**SELECTED TEXT**
_ _ _ _ _ _ _

DataShape Grammar

The datashape language is a DSL which describes the structure of data, abstracted from a particular implementation in a language or file format. Compared to the Python library NumPy, it combines shape and dtype together, and introduces a syntax for describing structured data.

Some of the basic features include:

  • Dimensions are separated by asterisks.
  • Lists of types are separated by commas.
  • Types and Typevars are distinguished by the capitalization of the leading character. Lowercase for types, and uppercase for typevars.
  • Type constructors operate using square brackets.
  • Type constructors accept positional and keyword arguments, and their arguments may be:
    • datashape, string, integer, list of datashape, list of string, list of integer
  • In multi-line datashape strings or files, comments start from # characters to the end of the line.

Some Simple Examples

Here are some simple examples to motivate the idea:

# Scalar types
bool
int32
float64

# Scalar types with missing data/NA support
?bool
?float32
?complex

# Arrays
3 * 4 * int32
3 * 4 * int32
10 * var * float64
3 * complex[float64]

# Array of Structures
100 * {
    name: string,
    birthday: date,
    address: {
        street: string,
        city: string,
        postalcode: string,
        country: string
    }
}

# Structure of Arrays
{
    x: 100 * 100 * float32,
    y: 100 * 100 * float32,
    u: 100 * 100 * float32,
    v: 100 * 100 * float32,
}

# Structure with strings for field names
{
    'field 0': 100 * float32,
    'field 1': float32,
    'field 2': float32,
}

# Array of Tuples
20 * (int32, float64)

_ _ _ _ _ _ _

**DATA SEGMENT**

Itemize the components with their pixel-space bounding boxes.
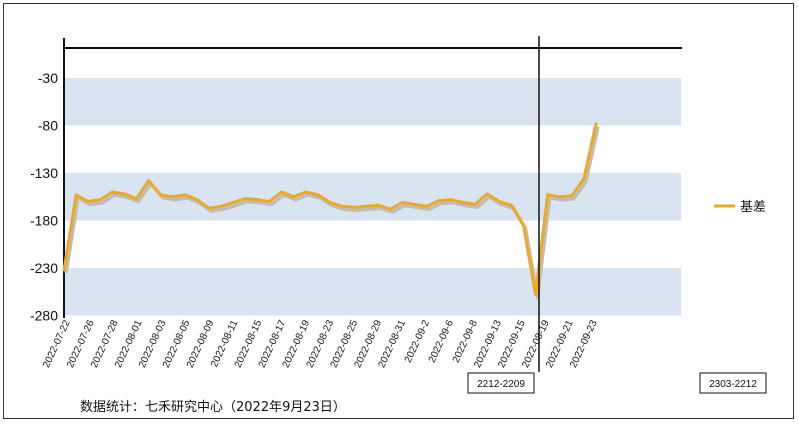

_ _ _ _ _ _ _

According to the datashape grammar page, what character separates dimensions?

Asterisks separate dimensions.